■ EXERCISE OBJECTIVE ■
Show every line below where "carta" can be found.

■ RECORDS PROVIDED ■
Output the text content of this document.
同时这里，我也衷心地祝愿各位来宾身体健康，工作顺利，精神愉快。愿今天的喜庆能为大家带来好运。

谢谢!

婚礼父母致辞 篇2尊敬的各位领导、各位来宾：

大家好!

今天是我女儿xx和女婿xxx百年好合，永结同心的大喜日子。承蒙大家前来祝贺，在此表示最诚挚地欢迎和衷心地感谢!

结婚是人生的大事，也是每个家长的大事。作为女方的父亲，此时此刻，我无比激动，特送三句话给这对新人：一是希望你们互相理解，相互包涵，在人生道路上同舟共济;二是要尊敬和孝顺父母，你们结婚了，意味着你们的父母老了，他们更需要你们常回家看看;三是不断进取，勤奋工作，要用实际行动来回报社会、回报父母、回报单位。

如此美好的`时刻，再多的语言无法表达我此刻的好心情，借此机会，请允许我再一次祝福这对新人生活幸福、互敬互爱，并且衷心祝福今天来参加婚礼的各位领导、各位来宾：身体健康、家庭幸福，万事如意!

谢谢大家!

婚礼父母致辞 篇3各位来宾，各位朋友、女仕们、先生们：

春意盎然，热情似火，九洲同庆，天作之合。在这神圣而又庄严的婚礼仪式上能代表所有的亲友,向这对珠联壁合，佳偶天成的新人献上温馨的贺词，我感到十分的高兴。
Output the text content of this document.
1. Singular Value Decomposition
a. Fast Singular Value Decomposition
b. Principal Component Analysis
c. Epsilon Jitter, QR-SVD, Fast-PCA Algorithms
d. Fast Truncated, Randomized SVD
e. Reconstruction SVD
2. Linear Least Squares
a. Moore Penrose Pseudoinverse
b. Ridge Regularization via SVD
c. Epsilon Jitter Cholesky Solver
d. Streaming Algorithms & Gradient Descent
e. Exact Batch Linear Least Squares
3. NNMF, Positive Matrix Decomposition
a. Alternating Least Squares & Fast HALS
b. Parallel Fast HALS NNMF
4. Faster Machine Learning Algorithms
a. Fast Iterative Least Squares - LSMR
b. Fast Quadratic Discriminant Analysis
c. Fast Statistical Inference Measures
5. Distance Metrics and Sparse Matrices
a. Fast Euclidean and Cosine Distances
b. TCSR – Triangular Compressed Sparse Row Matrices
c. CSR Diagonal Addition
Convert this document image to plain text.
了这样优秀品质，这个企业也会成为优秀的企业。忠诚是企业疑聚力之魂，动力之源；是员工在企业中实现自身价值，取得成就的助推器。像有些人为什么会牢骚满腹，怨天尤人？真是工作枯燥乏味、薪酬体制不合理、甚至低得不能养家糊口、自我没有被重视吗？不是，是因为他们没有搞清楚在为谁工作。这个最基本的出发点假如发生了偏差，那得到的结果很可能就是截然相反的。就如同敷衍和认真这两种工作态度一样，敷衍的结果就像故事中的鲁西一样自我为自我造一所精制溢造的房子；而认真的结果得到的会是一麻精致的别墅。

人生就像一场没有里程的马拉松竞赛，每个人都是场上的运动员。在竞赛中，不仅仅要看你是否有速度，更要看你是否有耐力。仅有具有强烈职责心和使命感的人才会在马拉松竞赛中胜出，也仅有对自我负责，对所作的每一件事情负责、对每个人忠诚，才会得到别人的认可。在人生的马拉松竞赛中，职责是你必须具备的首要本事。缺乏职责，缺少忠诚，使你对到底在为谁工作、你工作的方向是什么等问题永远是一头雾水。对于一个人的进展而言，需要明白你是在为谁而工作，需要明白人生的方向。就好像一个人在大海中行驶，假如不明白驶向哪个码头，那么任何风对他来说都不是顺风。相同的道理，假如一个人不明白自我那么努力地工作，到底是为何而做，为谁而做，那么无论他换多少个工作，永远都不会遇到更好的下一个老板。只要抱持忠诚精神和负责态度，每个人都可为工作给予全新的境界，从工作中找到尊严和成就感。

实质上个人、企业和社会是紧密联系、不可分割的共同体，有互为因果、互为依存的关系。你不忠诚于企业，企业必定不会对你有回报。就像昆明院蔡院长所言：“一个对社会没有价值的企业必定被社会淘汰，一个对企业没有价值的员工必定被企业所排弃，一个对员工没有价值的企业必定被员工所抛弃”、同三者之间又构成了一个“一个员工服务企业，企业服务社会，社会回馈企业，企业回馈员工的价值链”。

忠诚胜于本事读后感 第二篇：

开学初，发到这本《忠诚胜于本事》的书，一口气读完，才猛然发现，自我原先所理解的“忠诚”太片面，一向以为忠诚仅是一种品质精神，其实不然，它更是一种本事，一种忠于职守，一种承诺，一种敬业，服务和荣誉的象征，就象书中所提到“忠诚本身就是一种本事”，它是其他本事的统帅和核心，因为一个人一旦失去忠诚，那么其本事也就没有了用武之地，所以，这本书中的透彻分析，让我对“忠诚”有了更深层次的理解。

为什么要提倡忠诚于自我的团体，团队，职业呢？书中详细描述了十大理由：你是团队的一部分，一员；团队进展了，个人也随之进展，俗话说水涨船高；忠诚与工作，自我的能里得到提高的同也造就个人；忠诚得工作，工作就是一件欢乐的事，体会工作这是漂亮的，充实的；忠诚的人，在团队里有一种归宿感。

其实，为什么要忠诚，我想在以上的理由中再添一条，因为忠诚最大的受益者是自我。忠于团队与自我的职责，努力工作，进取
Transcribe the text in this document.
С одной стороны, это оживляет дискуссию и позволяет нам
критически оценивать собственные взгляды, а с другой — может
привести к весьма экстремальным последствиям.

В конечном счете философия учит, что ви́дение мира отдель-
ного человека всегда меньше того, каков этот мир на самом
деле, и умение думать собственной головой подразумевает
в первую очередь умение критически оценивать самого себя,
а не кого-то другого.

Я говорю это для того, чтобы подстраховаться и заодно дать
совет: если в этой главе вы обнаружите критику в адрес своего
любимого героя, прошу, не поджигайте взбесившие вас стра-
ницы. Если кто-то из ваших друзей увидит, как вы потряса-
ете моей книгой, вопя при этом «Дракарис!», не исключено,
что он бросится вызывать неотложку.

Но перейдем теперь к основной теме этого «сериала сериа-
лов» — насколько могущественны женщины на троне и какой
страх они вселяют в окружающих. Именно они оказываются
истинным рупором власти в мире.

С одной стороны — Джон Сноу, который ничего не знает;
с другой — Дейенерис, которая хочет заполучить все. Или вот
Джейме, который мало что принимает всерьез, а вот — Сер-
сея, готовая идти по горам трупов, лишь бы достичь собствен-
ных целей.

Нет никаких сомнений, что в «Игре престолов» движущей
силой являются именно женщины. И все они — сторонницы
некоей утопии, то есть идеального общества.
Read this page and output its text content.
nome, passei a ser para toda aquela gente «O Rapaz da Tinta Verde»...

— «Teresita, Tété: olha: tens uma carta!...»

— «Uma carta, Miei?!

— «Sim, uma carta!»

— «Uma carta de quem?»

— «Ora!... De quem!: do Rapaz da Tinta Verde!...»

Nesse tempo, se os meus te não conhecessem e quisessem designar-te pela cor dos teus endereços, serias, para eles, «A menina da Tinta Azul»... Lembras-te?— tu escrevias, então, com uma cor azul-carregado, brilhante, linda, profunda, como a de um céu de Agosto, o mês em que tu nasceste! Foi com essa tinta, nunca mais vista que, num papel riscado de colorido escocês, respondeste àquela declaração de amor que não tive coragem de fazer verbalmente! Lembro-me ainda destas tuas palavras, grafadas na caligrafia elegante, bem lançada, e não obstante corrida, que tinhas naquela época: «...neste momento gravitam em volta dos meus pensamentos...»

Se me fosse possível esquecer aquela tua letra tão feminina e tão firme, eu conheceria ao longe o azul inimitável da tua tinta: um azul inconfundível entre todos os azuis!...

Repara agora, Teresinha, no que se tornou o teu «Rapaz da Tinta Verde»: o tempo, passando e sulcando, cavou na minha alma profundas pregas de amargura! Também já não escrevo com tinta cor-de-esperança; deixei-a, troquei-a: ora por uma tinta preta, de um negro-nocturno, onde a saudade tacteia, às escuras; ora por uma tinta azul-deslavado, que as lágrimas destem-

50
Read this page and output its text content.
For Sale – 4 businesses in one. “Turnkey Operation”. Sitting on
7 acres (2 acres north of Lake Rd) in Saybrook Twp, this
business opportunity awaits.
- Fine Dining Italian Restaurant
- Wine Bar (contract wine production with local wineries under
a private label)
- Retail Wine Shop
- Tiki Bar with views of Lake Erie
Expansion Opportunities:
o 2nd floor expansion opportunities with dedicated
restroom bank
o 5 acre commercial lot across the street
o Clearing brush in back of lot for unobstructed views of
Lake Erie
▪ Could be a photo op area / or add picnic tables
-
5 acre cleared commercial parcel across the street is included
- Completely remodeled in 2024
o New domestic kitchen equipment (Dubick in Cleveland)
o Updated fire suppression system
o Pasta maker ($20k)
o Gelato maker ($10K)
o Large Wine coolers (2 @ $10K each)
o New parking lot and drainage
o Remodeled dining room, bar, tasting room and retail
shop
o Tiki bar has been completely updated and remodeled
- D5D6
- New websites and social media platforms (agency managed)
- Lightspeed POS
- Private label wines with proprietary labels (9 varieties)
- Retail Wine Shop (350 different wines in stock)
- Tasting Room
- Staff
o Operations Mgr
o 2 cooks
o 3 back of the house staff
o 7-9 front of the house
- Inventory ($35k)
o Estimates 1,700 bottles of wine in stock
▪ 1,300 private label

■ OUTPUT BELOW ■
— «Teresita, Tété: olha: tens uma carta!...»
— «Uma carta, Miei?!
— «Sim, uma carta!»
— «Uma carta de quem?»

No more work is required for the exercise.